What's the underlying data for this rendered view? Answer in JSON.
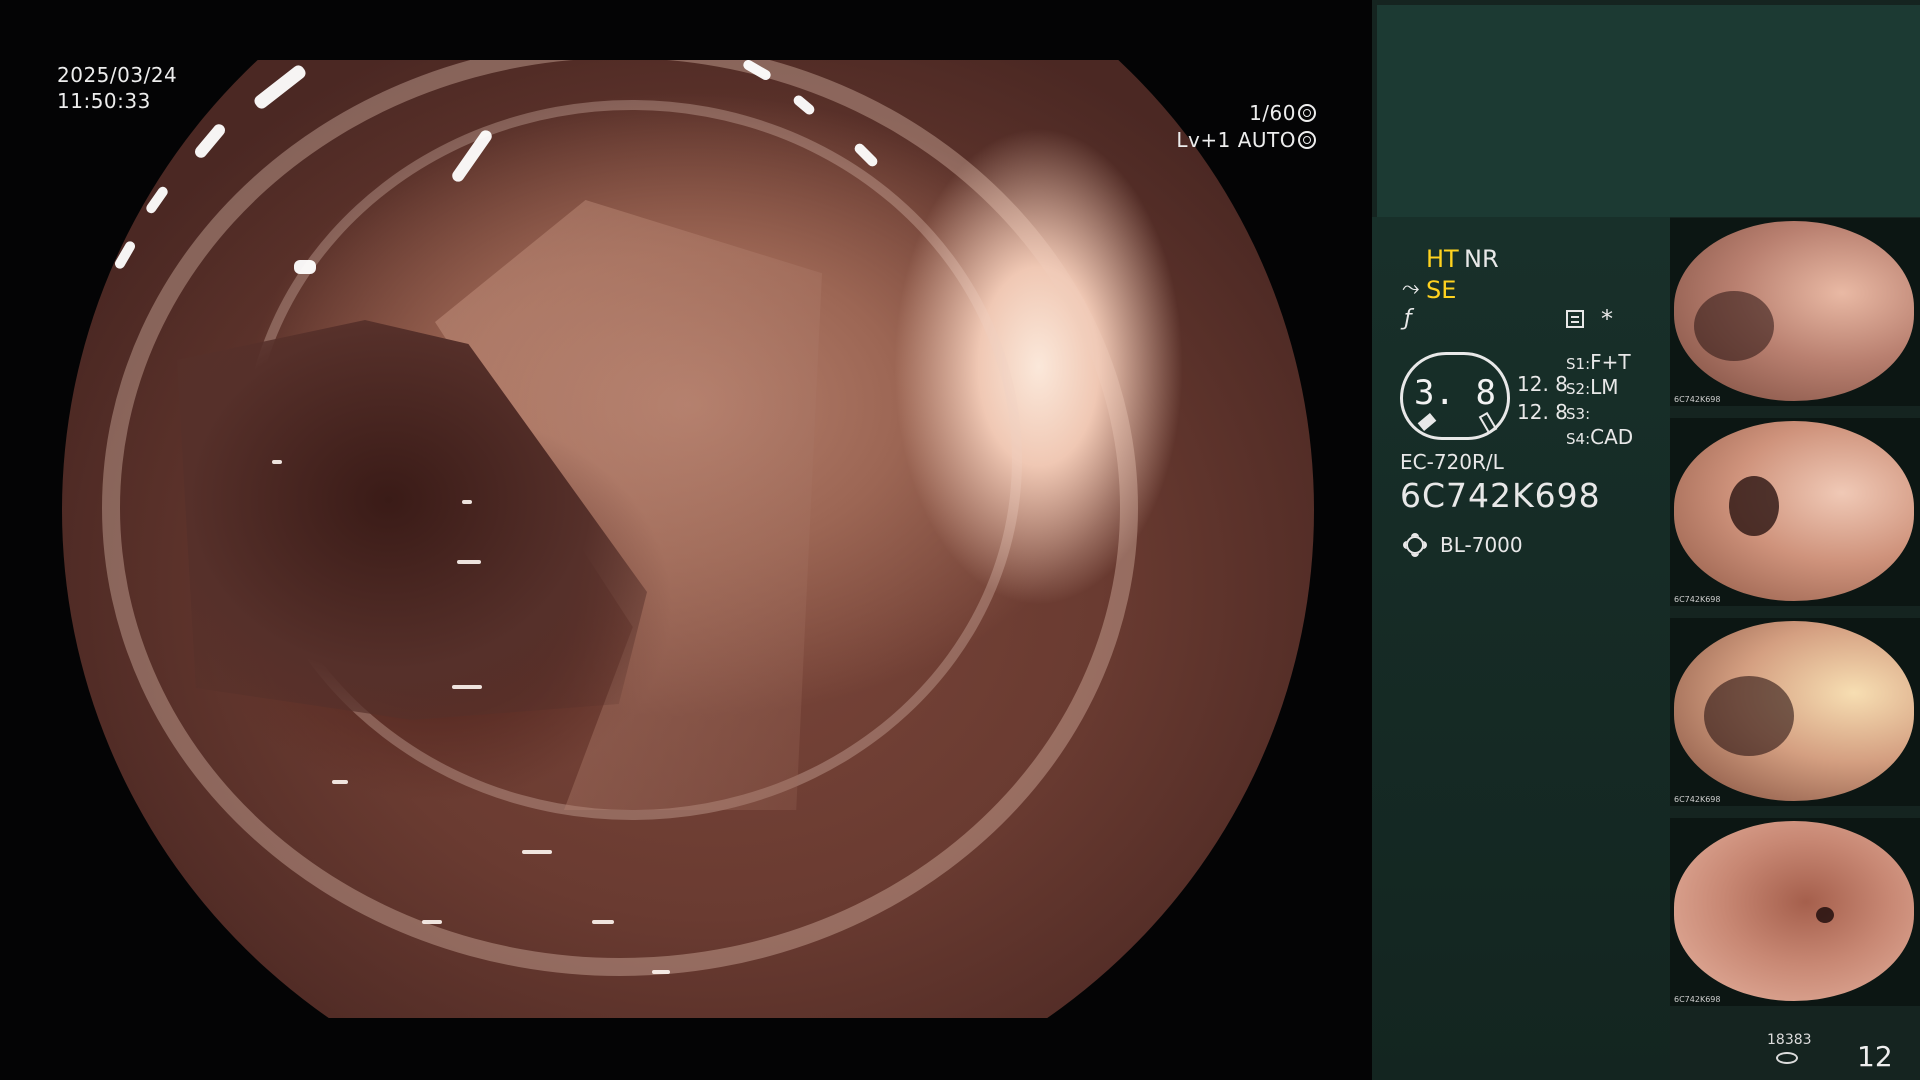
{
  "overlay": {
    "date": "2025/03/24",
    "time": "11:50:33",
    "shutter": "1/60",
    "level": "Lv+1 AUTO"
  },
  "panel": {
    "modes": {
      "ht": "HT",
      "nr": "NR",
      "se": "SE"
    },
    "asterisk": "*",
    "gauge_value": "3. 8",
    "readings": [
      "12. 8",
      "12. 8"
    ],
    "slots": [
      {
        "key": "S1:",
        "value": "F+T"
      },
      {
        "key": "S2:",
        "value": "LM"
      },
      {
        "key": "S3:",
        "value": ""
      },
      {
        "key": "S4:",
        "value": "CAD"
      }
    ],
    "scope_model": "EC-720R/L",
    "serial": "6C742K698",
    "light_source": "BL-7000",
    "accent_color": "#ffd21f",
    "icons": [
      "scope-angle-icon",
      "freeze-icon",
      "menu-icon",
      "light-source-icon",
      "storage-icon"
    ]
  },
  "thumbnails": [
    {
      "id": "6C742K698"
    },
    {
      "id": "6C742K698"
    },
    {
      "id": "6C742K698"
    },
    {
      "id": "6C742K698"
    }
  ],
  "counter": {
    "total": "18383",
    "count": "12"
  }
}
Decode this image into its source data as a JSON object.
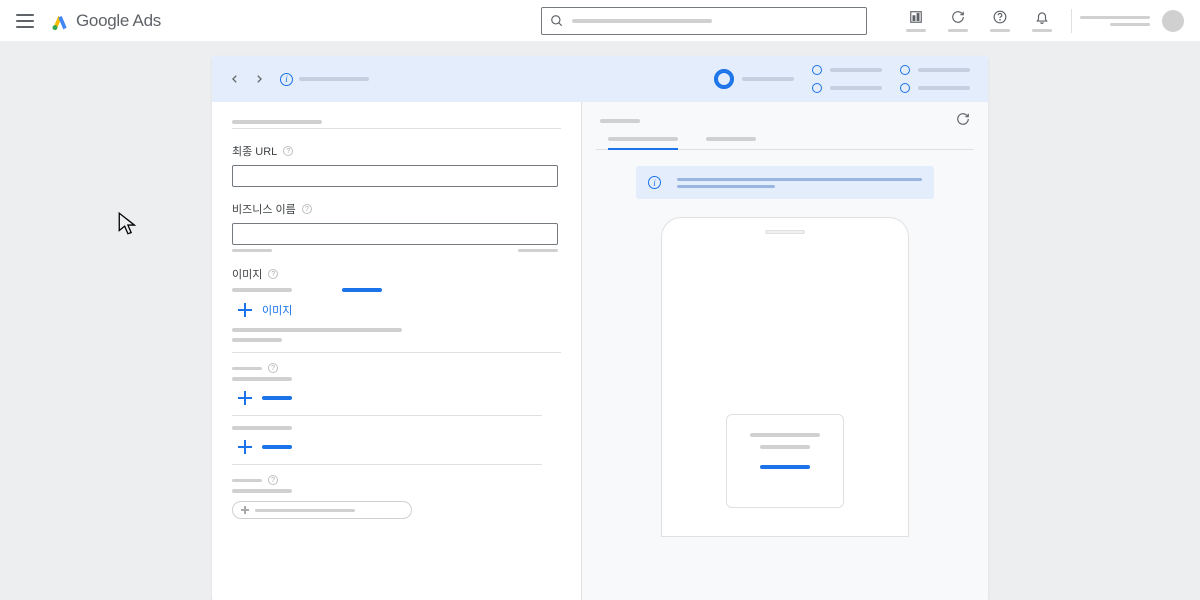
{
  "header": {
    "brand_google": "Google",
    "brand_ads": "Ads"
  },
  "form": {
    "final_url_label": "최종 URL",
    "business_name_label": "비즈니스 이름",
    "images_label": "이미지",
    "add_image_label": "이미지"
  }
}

########################################

Copy every line of the data that holds the string "JSON".

→ **PROBLEM SOLUTION**
What's the underlying data for this rendered view? Answer in JSON.
Decode this image into its source data as a JSON object.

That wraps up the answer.